(Passage):
Rep. Hunt: If lawmakers divide Ward 16 in redistricting, legal action is likely to follow

Ward 16

Ward 16 stretches down to the Neponset River.

Some of the Massachusetts lawmakers tasked with redrawing the state’s political boundaries are said to be considering the breakup of a Dorchester ward. The possibility has one local official threatening to launch a legal challenge to stop such a move while also drawing opposition from the neighborhood’s civic groups.

The redrawing of the state’s legislative and Congressional district boundaries follows every decennial US Census. Districts are made up of wards, which in turn are made up of precincts.

A special committee of legislators is working on new boundary maps meant to ensure that districts are more or less equally sized in population. Lawmakers from both the House and Senate lawmakers are expected to release their respective maps this week.

The Senate side is considering taking several Ward 16 precincts out of their current Senate district, where they are now represented by Nick Collins of South Boston, and shifting them into the district of Sen. Walter Timilty of neighboring Milton. Timilty’s district also includes Avon, Canton, Randolph, Stoughton, West Bridgewater, and parts of Braintree, Sharon, and East Bridgewater.

(Exercise set):
1/ Retype the part of the article on Ward 16 redistricting that begins at the words "Some of the" and ends after the words "neighborhood’s civic groups.".
2/ According to the article on Ward 16 redistricting, why is a special committee of legislators drawing new boundary maps?

(Element position data):
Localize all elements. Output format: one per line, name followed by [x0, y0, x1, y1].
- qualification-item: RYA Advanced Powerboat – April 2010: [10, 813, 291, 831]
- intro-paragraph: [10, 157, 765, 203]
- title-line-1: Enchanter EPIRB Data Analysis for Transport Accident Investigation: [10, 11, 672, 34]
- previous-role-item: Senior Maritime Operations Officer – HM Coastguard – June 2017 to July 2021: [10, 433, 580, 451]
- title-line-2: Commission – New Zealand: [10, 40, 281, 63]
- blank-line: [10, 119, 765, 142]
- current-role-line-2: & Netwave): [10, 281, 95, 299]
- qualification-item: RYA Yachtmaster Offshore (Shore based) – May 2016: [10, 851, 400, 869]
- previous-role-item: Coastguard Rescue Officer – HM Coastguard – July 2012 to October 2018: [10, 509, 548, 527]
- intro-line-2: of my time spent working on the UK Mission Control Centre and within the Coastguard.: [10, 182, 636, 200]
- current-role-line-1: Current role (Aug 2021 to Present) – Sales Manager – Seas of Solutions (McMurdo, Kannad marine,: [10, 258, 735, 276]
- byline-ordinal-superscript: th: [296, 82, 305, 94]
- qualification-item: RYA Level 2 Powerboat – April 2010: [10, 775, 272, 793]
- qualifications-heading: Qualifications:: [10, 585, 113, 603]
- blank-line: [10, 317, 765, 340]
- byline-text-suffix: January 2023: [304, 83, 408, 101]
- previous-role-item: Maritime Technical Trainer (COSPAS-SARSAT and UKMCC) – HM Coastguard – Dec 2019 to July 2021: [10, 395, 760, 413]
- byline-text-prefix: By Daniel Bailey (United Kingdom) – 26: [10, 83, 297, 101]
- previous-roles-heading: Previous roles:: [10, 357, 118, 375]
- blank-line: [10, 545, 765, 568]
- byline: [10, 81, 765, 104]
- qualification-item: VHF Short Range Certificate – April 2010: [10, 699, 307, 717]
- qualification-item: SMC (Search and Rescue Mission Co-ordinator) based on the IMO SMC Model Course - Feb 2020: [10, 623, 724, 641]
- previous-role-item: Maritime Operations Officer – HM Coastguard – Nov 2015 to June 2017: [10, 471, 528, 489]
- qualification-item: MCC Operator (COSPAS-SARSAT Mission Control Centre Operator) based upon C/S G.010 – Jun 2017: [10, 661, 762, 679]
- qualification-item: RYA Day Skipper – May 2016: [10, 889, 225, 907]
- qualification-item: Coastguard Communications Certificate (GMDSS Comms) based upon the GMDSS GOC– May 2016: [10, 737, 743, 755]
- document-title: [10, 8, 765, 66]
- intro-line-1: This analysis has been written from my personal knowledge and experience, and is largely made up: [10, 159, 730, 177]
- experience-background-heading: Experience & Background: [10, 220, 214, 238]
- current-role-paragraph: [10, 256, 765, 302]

* * *

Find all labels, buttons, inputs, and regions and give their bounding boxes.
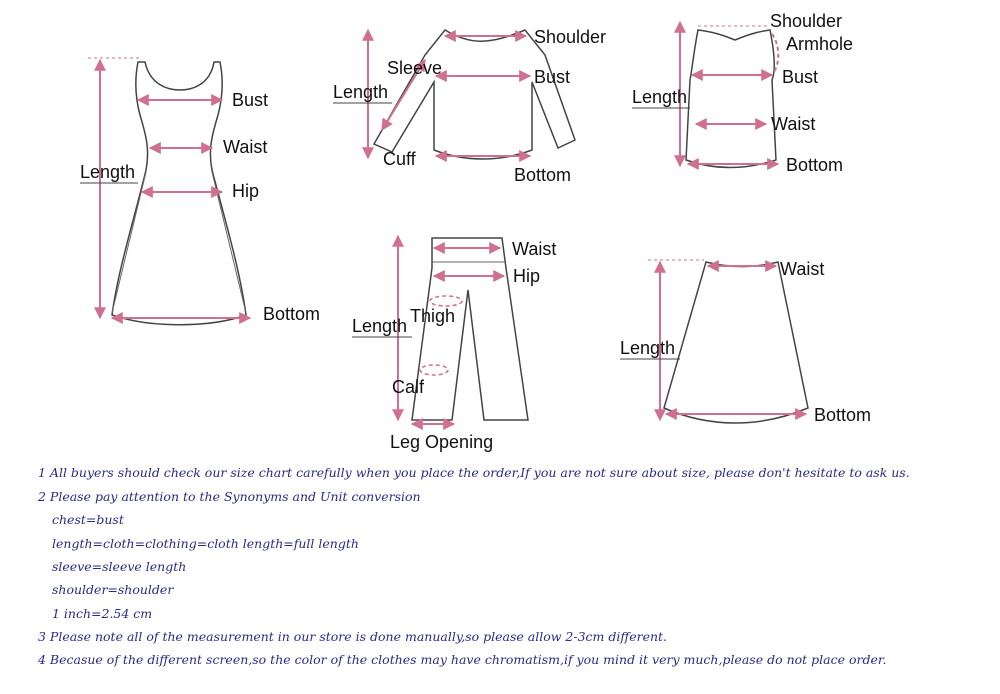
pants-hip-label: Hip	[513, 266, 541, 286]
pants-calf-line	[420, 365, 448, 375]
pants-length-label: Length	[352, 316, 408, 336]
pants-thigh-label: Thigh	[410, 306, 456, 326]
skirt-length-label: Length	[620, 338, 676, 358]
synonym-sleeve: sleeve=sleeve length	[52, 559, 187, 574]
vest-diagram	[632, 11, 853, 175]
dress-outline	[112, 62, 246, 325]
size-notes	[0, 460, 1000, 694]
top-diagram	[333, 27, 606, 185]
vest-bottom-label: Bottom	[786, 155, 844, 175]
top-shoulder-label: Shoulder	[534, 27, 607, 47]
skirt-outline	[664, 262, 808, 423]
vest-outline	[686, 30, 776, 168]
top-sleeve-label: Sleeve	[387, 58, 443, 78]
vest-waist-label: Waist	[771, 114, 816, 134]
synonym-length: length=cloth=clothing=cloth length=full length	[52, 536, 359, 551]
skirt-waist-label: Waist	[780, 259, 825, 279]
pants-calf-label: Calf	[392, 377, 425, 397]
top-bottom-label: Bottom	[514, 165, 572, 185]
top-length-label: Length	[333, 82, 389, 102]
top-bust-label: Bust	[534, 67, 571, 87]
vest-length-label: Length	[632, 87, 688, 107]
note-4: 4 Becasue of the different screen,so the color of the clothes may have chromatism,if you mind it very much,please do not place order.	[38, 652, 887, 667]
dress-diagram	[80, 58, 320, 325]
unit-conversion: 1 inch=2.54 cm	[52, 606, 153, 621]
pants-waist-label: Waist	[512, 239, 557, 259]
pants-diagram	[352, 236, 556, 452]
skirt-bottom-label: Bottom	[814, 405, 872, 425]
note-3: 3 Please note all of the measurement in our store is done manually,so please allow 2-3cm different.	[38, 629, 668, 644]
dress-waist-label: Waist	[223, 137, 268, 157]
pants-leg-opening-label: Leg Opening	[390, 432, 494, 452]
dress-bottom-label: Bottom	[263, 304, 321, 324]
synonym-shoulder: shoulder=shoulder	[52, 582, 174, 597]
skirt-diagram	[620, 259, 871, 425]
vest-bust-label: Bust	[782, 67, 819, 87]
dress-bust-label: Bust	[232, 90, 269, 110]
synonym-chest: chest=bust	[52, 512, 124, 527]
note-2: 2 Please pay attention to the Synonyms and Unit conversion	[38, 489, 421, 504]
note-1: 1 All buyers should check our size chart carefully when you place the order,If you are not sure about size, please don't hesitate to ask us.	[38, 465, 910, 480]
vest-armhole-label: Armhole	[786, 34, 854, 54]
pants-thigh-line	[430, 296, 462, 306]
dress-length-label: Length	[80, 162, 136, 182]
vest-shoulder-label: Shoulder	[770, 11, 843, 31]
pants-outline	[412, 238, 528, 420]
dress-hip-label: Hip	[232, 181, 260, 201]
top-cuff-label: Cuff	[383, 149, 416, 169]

==

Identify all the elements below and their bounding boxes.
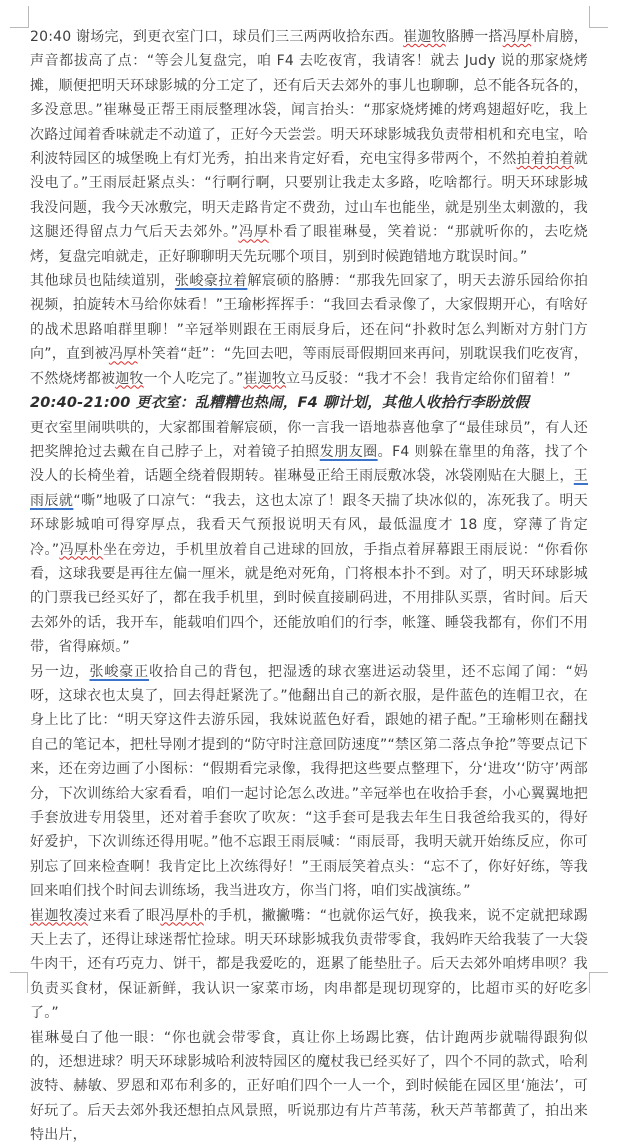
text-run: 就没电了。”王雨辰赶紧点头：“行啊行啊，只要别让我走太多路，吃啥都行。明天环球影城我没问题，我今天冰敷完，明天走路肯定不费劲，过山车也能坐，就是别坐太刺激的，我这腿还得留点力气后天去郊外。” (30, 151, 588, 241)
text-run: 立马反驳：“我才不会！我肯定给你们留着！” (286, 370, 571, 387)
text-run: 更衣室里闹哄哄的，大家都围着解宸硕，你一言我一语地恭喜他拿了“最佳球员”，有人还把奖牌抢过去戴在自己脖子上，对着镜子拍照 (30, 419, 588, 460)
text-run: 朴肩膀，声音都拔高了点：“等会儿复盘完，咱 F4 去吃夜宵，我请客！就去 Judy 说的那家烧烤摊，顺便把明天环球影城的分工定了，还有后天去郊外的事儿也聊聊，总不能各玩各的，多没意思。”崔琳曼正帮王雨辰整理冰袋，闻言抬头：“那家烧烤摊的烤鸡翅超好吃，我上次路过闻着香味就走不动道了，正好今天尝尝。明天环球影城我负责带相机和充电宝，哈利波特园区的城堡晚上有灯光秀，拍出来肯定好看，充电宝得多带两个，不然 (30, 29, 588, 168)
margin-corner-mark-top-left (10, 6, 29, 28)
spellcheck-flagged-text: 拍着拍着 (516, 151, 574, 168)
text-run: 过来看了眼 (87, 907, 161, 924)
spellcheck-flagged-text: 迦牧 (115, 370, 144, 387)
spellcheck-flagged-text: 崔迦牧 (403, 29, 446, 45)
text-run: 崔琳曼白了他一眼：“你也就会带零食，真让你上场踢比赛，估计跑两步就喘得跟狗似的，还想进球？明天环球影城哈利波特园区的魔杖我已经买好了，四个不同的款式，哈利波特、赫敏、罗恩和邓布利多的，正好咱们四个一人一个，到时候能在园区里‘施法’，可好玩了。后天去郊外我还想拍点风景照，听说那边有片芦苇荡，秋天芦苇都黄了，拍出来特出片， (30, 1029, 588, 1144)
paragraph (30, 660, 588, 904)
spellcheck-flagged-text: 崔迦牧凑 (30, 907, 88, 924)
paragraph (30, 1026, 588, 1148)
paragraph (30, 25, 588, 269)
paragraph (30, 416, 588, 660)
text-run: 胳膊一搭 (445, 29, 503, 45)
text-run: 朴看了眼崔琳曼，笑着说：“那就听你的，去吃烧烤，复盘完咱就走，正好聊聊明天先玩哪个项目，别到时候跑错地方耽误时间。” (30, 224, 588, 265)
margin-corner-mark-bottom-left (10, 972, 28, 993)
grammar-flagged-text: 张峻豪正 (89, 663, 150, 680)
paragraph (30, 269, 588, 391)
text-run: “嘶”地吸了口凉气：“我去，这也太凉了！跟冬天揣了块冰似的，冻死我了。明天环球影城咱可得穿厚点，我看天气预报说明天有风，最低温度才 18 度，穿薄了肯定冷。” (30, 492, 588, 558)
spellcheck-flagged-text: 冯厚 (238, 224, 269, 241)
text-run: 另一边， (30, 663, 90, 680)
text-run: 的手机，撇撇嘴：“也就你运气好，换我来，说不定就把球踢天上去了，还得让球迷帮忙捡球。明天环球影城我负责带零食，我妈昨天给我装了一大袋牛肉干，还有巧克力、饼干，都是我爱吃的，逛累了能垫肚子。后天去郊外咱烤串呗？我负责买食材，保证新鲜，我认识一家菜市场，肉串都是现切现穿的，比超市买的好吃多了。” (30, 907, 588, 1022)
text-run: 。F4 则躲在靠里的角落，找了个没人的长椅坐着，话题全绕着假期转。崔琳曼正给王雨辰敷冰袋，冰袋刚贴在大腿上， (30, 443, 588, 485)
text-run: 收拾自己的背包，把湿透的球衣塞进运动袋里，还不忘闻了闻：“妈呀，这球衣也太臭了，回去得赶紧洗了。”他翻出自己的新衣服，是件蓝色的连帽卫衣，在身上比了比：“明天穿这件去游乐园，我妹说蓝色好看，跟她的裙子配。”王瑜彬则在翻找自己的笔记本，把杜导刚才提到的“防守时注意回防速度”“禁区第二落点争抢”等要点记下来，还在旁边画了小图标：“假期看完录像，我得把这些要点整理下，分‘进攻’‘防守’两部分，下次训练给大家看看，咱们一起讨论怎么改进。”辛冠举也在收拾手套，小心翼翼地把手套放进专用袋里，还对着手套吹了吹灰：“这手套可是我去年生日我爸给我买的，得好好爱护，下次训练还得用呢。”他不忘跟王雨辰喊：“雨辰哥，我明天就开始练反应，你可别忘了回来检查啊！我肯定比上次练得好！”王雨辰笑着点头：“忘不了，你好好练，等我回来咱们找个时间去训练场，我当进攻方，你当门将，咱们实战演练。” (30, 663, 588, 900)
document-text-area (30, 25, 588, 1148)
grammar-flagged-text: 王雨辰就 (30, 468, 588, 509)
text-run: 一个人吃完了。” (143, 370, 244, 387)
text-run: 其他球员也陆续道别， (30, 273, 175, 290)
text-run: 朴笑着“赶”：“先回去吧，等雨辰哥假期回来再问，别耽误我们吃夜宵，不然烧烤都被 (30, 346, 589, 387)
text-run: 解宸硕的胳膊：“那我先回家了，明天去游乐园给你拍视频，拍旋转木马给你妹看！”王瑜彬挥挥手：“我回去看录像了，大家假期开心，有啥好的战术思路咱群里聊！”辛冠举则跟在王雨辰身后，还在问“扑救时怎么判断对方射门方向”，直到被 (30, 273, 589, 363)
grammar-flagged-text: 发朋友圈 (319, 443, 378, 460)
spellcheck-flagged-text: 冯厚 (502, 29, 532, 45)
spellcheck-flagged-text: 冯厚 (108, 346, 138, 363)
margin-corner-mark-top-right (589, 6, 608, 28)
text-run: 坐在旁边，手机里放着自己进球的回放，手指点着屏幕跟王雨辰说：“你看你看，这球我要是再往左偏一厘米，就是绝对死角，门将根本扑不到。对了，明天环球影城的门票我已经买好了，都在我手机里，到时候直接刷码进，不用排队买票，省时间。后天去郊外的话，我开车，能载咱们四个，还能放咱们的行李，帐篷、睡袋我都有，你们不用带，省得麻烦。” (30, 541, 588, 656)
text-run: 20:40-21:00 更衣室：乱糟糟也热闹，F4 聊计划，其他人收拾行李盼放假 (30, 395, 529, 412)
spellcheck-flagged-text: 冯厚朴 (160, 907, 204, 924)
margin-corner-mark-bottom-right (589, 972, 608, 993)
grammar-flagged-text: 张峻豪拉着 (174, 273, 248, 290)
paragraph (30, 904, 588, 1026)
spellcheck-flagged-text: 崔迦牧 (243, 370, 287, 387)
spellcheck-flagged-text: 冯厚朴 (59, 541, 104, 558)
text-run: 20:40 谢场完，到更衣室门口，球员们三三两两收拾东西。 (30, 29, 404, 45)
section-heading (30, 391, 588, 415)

(Solutions by task):
1/
Some of the Massachusetts lawmakers tasked with redrawing the state’s political boundaries are said to be considering the breakup of a Dorchester ward. The possibility has one local official threatening to launch a legal challenge to stop such a move while also drawing opposition from the neighborhood’s civic groups.

2/ The new maps are meant to ensure that districts are more or less equally sized in population. This redrawing of legislative and Congressional boundaries follows every decennial US Census.